■ TASK DETAILS: Hunt for the word "законом" across the entries below, copying each line that holds it.

* start *

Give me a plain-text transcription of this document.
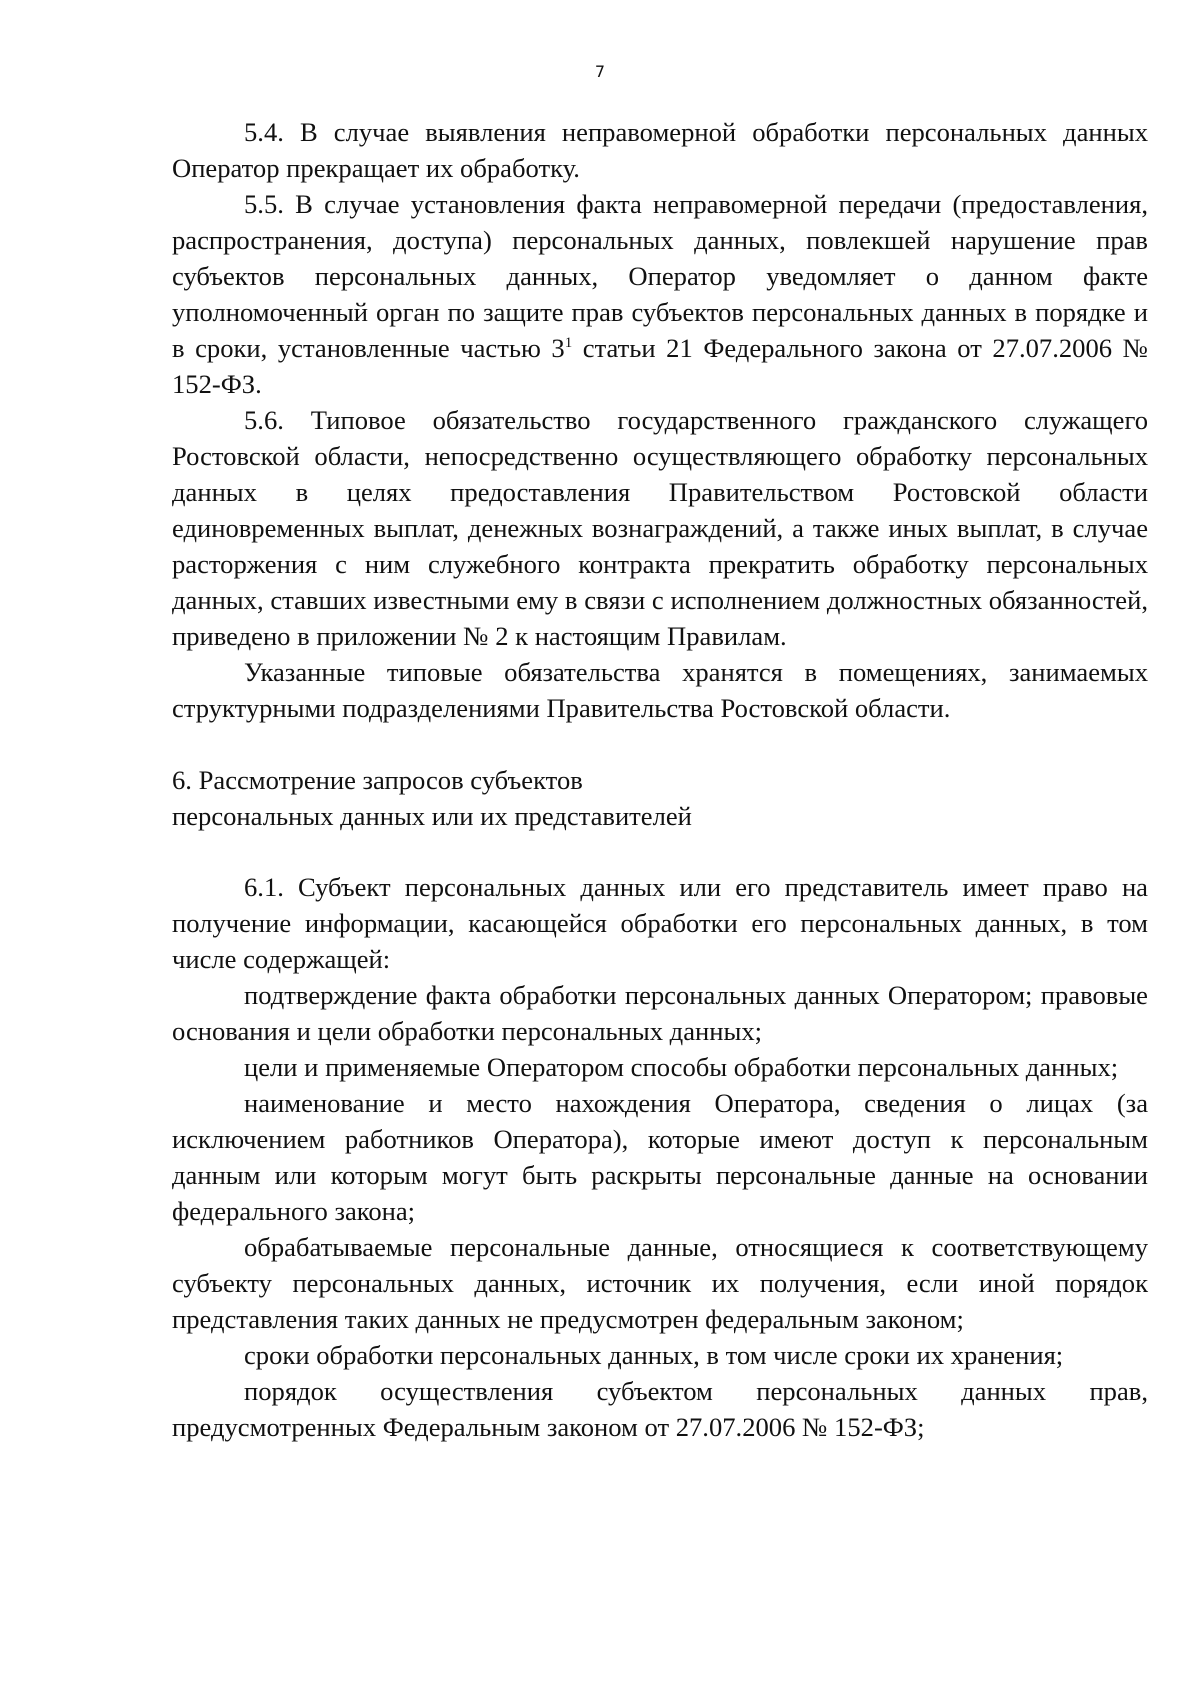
7

5.4. В случае выявления неправомерной обработки персональных данных Оператор прекращает их обработку.

5.5. В случае установления факта неправомерной передачи (предоставления, распространения, доступа) персональных данных, повлекшей нарушение прав субъектов персональных данных, Оператор уведомляет о данном факте уполномоченный орган по защите прав субъектов персональных данных в порядке и в сроки, установленные частью $3^1$ статьи 21 Федерального закона от 27.07.2006 № 152-ФЗ.

5.6. Типовое обязательство государственного гражданского служащего Ростовской области, непосредственно осуществляющего обработку персональных данных в целях предоставления Правительством Ростовской области единовременных выплат, денежных вознаграждений, а также иных выплат, в случае расторжения с ним служебного контракта прекратить обработку персональных данных, ставших известными ему в связи с исполнением должностных обязанностей, приведено в приложении № 2 к настоящим Правилам.

Указанные типовые обязательства хранятся в помещениях, занимаемых структурными подразделениями Правительства Ростовской области.

6. Рассмотрение запросов субъектов

персональных данных или их представителей

6.1. Субъект персональных данных или его представитель имеет право на получение информации, касающейся обработки его персональных данных, в том числе содержащей:

подтверждение факта обработки персональных данных Оператором; правовые основания и цели обработки персональных данных;

цели и применяемые Оператором способы обработки персональных данных;

наименование и место нахождения Оператора, сведения о лицах (за исключением работников Оператора), которые имеют доступ к персональным данным или которым могут быть раскрыты персональные данные на основании федерального закона;

обрабатываемые персональные данные, относящиеся к соответствующему субъекту персональных данных, источник их получения, если иной порядок представления таких данных не предусмотрен федеральным законом;

сроки обработки персональных данных, в том числе сроки их хранения;

порядок осуществления субъектом персональных данных прав, предусмотренных Федеральным законом от 27.07.2006 № 152-ФЗ;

* end *

■ SOLVED PROBLEM:
обрабатываемые персональные данные, относящиеся к соответствующему субъекту персональных данных, источник их получения, если иной порядок представления таких данных не предусмотрен федеральным законом;
порядок осуществления субъектом персональных данных прав, предусмотренных Федеральным законом от 27.07.2006 № 152-ФЗ;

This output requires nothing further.